Rewrite the data below with "track-segment" swapped for "rail-segment" everywhere it appears, keeping every other part unchanged.

┌─ Extracted data

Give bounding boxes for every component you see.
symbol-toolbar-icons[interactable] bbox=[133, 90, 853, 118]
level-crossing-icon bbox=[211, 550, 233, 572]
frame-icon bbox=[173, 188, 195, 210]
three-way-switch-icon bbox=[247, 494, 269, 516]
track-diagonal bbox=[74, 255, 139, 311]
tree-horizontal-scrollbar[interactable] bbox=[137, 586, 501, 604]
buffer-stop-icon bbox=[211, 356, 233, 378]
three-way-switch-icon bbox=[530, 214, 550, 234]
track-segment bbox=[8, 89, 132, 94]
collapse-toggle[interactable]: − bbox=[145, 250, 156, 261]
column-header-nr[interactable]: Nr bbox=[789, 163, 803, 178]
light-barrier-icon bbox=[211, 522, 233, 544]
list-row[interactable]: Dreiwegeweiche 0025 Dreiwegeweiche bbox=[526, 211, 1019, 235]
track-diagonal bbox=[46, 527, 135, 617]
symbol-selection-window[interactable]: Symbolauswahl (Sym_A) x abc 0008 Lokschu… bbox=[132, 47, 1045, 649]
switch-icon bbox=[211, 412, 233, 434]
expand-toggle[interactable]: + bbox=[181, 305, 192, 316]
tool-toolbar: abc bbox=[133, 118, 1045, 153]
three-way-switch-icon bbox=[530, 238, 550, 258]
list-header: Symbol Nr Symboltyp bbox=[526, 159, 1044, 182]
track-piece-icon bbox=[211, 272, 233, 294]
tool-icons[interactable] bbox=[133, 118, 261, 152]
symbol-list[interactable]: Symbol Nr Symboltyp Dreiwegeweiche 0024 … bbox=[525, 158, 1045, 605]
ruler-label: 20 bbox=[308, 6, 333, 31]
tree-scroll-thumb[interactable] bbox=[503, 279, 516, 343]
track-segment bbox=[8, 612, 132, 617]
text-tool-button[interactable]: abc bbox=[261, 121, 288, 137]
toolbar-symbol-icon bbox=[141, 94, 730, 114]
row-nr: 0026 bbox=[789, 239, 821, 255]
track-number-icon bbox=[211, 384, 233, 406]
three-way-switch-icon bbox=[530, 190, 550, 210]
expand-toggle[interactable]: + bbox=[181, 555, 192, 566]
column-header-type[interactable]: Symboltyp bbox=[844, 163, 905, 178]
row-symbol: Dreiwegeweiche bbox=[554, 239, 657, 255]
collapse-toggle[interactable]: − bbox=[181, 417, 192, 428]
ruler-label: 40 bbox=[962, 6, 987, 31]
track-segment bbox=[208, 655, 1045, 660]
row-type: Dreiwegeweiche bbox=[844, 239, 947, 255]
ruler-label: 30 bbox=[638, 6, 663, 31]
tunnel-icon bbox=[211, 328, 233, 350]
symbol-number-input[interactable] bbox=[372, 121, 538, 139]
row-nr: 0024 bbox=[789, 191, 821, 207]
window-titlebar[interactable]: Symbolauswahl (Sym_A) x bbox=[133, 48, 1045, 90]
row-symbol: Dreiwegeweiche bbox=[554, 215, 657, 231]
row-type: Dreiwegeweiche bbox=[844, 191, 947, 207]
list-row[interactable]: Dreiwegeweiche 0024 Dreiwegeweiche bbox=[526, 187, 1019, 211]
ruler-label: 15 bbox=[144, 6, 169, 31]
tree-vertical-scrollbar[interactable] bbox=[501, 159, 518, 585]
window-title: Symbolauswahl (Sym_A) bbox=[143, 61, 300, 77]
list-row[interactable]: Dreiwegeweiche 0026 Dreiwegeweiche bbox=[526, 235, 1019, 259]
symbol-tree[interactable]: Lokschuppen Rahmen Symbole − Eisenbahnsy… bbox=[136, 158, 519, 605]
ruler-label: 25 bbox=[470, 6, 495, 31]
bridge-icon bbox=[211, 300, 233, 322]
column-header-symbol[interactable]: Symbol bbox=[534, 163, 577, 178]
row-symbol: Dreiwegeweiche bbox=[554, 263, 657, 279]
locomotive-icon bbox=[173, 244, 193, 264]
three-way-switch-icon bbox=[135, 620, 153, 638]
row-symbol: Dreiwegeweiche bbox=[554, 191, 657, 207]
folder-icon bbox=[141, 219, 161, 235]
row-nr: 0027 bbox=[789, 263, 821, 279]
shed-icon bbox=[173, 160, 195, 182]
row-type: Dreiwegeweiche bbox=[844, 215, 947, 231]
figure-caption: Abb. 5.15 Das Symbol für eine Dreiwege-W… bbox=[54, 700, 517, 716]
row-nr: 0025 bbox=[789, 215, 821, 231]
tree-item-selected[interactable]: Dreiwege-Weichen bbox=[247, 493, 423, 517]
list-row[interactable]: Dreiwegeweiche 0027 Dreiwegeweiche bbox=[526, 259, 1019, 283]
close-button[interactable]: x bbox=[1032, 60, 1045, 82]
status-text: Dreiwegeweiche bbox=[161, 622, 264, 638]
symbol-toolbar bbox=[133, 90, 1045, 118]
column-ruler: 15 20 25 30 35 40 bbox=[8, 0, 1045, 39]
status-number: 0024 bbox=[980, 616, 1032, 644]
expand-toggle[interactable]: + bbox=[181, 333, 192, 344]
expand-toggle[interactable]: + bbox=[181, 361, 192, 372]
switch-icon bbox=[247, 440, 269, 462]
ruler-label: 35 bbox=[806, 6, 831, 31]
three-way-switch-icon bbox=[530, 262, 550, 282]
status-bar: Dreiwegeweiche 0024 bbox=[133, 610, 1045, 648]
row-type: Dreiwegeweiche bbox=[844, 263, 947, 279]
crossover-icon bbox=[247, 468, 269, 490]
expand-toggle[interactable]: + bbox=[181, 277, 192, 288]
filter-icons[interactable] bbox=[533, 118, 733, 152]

└─

Final result.
Give bounding boxes for every component you see.
symbol-toolbar-icons[interactable] bbox=[133, 90, 853, 118]
level-crossing-icon bbox=[211, 550, 233, 572]
frame-icon bbox=[173, 188, 195, 210]
three-way-switch-icon bbox=[247, 494, 269, 516]
track-diagonal bbox=[74, 255, 139, 311]
tree-horizontal-scrollbar[interactable] bbox=[137, 586, 501, 604]
buffer-stop-icon bbox=[211, 356, 233, 378]
three-way-switch-icon bbox=[530, 214, 550, 234]
rail-segment bbox=[8, 89, 132, 94]
collapse-toggle[interactable]: − bbox=[145, 250, 156, 261]
column-header-nr[interactable]: Nr bbox=[789, 163, 803, 178]
light-barrier-icon bbox=[211, 522, 233, 544]
list-row[interactable]: Dreiwegeweiche 0025 Dreiwegeweiche bbox=[526, 211, 1019, 235]
track-diagonal bbox=[46, 527, 135, 617]
symbol-selection-window[interactable]: Symbolauswahl (Sym_A) x abc 0008 Lokschu… bbox=[132, 47, 1045, 649]
switch-icon bbox=[211, 412, 233, 434]
expand-toggle[interactable]: + bbox=[181, 305, 192, 316]
tool-toolbar: abc bbox=[133, 118, 1045, 153]
three-way-switch-icon bbox=[530, 238, 550, 258]
list-header: Symbol Nr Symboltyp bbox=[526, 159, 1044, 182]
track-piece-icon bbox=[211, 272, 233, 294]
tool-icons[interactable] bbox=[133, 118, 261, 152]
symbol-list[interactable]: Symbol Nr Symboltyp Dreiwegeweiche 0024 … bbox=[525, 158, 1045, 605]
ruler-label: 20 bbox=[308, 6, 333, 31]
tree-scroll-thumb[interactable] bbox=[503, 279, 516, 343]
rail-segment bbox=[8, 612, 132, 617]
text-tool-button[interactable]: abc bbox=[261, 121, 288, 137]
toolbar-symbol-icon bbox=[141, 94, 730, 114]
row-nr: 0026 bbox=[789, 239, 821, 255]
track-number-icon bbox=[211, 384, 233, 406]
three-way-switch-icon bbox=[530, 190, 550, 210]
expand-toggle[interactable]: + bbox=[181, 555, 192, 566]
column-header-type[interactable]: Symboltyp bbox=[844, 163, 905, 178]
row-symbol: Dreiwegeweiche bbox=[554, 239, 657, 255]
collapse-toggle[interactable]: − bbox=[181, 417, 192, 428]
ruler-label: 40 bbox=[962, 6, 987, 31]
rail-segment bbox=[208, 655, 1045, 660]
row-type: Dreiwegeweiche bbox=[844, 239, 947, 255]
ruler-label: 30 bbox=[638, 6, 663, 31]
tunnel-icon bbox=[211, 328, 233, 350]
symbol-number-input[interactable] bbox=[372, 121, 538, 139]
row-nr: 0024 bbox=[789, 191, 821, 207]
window-titlebar[interactable]: Symbolauswahl (Sym_A) x bbox=[133, 48, 1045, 90]
row-symbol: Dreiwegeweiche bbox=[554, 215, 657, 231]
row-type: Dreiwegeweiche bbox=[844, 191, 947, 207]
list-row[interactable]: Dreiwegeweiche 0024 Dreiwegeweiche bbox=[526, 187, 1019, 211]
ruler-label: 15 bbox=[144, 6, 169, 31]
tree-vertical-scrollbar[interactable] bbox=[501, 159, 518, 585]
window-title: Symbolauswahl (Sym_A) bbox=[143, 61, 300, 77]
list-row[interactable]: Dreiwegeweiche 0026 Dreiwegeweiche bbox=[526, 235, 1019, 259]
symbol-tree[interactable]: Lokschuppen Rahmen Symbole − Eisenbahnsy… bbox=[136, 158, 519, 605]
ruler-label: 25 bbox=[470, 6, 495, 31]
bridge-icon bbox=[211, 300, 233, 322]
column-header-symbol[interactable]: Symbol bbox=[534, 163, 577, 178]
row-symbol: Dreiwegeweiche bbox=[554, 263, 657, 279]
locomotive-icon bbox=[173, 244, 193, 264]
three-way-switch-icon bbox=[135, 620, 153, 638]
row-symbol: Dreiwegeweiche bbox=[554, 191, 657, 207]
folder-icon bbox=[141, 219, 161, 235]
row-nr: 0027 bbox=[789, 263, 821, 279]
shed-icon bbox=[173, 160, 195, 182]
row-type: Dreiwegeweiche bbox=[844, 215, 947, 231]
figure-caption: Abb. 5.15 Das Symbol für eine Dreiwege-W… bbox=[54, 700, 517, 716]
row-nr: 0025 bbox=[789, 215, 821, 231]
tree-item-selected[interactable]: Dreiwege-Weichen bbox=[247, 493, 423, 517]
list-row[interactable]: Dreiwegeweiche 0027 Dreiwegeweiche bbox=[526, 259, 1019, 283]
close-button[interactable]: x bbox=[1032, 60, 1045, 82]
status-text: Dreiwegeweiche bbox=[161, 622, 264, 638]
symbol-toolbar bbox=[133, 90, 1045, 118]
column-ruler: 15 20 25 30 35 40 bbox=[8, 0, 1045, 39]
status-number: 0024 bbox=[980, 616, 1032, 644]
expand-toggle[interactable]: + bbox=[181, 333, 192, 344]
expand-toggle[interactable]: + bbox=[181, 361, 192, 372]
switch-icon bbox=[247, 440, 269, 462]
ruler-label: 35 bbox=[806, 6, 831, 31]
three-way-switch-icon bbox=[530, 262, 550, 282]
status-bar: Dreiwegeweiche 0024 bbox=[133, 610, 1045, 648]
row-type: Dreiwegeweiche bbox=[844, 263, 947, 279]
crossover-icon bbox=[247, 468, 269, 490]
expand-toggle[interactable]: + bbox=[181, 277, 192, 288]
filter-icons[interactable] bbox=[533, 118, 733, 152]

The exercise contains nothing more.